Exercise:
Your task is to quote the material that follows, in full and exactly.

Stored items
- - - -

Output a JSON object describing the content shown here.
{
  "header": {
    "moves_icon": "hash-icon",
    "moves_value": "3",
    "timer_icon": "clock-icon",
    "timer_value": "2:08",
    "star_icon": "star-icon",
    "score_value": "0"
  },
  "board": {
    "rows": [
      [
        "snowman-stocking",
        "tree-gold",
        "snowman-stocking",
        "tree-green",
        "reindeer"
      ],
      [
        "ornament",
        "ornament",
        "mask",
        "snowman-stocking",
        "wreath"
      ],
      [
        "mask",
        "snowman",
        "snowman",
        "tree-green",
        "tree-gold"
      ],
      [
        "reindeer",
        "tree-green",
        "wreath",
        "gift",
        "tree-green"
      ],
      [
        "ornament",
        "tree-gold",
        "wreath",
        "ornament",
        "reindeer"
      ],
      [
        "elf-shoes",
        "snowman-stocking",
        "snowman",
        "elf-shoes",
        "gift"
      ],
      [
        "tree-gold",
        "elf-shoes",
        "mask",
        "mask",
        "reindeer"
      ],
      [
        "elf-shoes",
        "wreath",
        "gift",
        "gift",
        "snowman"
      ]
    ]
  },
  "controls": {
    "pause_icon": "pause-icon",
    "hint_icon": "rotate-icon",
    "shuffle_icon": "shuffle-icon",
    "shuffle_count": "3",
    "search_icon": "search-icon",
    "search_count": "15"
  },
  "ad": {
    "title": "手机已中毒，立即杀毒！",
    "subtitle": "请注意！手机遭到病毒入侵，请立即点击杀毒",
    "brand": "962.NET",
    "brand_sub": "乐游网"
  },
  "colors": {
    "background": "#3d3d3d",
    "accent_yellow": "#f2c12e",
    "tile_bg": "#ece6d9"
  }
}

- - - -

Exercise solution:
Output a JSON object describing the content shown here.
{
  "header": {
    "moves_icon": "hash-icon",
    "moves_value": "3",
    "timer_icon": "clock-icon",
    "timer_value": "2:08",
    "star_icon": "star-icon",
    "score_value": "0"
  },
  "board": {
    "rows": [
      [
        "snowman-stocking",
        "tree-gold",
        "snowman-stocking",
        "tree-green",
        "reindeer"
      ],
      [
        "ornament",
        "ornament",
        "mask",
        "snowman-stocking",
        "wreath"
      ],
      [
        "mask",
        "snowman",
        "snowman",
        "tree-green",
        "tree-gold"
      ],
      [
        "reindeer",
        "tree-green",
        "wreath",
        "gift",
        "tree-green"
      ],
      [
        "ornament",
        "tree-gold",
        "wreath",
        "ornament",
        "reindeer"
      ],
      [
        "elf-shoes",
        "snowman-stocking",
        "snowman",
        "elf-shoes",
        "gift"
      ],
      [
        "tree-gold",
        "elf-shoes",
        "mask",
        "mask",
        "reindeer"
      ],
      [
        "elf-shoes",
        "wreath",
        "gift",
        "gift",
        "snowman"
      ]
    ]
  },
  "controls": {
    "pause_icon": "pause-icon",
    "hint_icon": "rotate-icon",
    "shuffle_icon": "shuffle-icon",
    "shuffle_count": "3",
    "search_icon": "search-icon",
    "search_count": "15"
  },
  "ad": {
    "title": "手机已中毒，立即杀毒！",
    "subtitle": "请注意！手机遭到病毒入侵，请立即点击杀毒",
    "brand": "962.NET",
    "brand_sub": "乐游网"
  },
  "colors": {
    "background": "#3d3d3d",
    "accent_yellow": "#f2c12e",
    "tile_bg": "#ece6d9"
  }
}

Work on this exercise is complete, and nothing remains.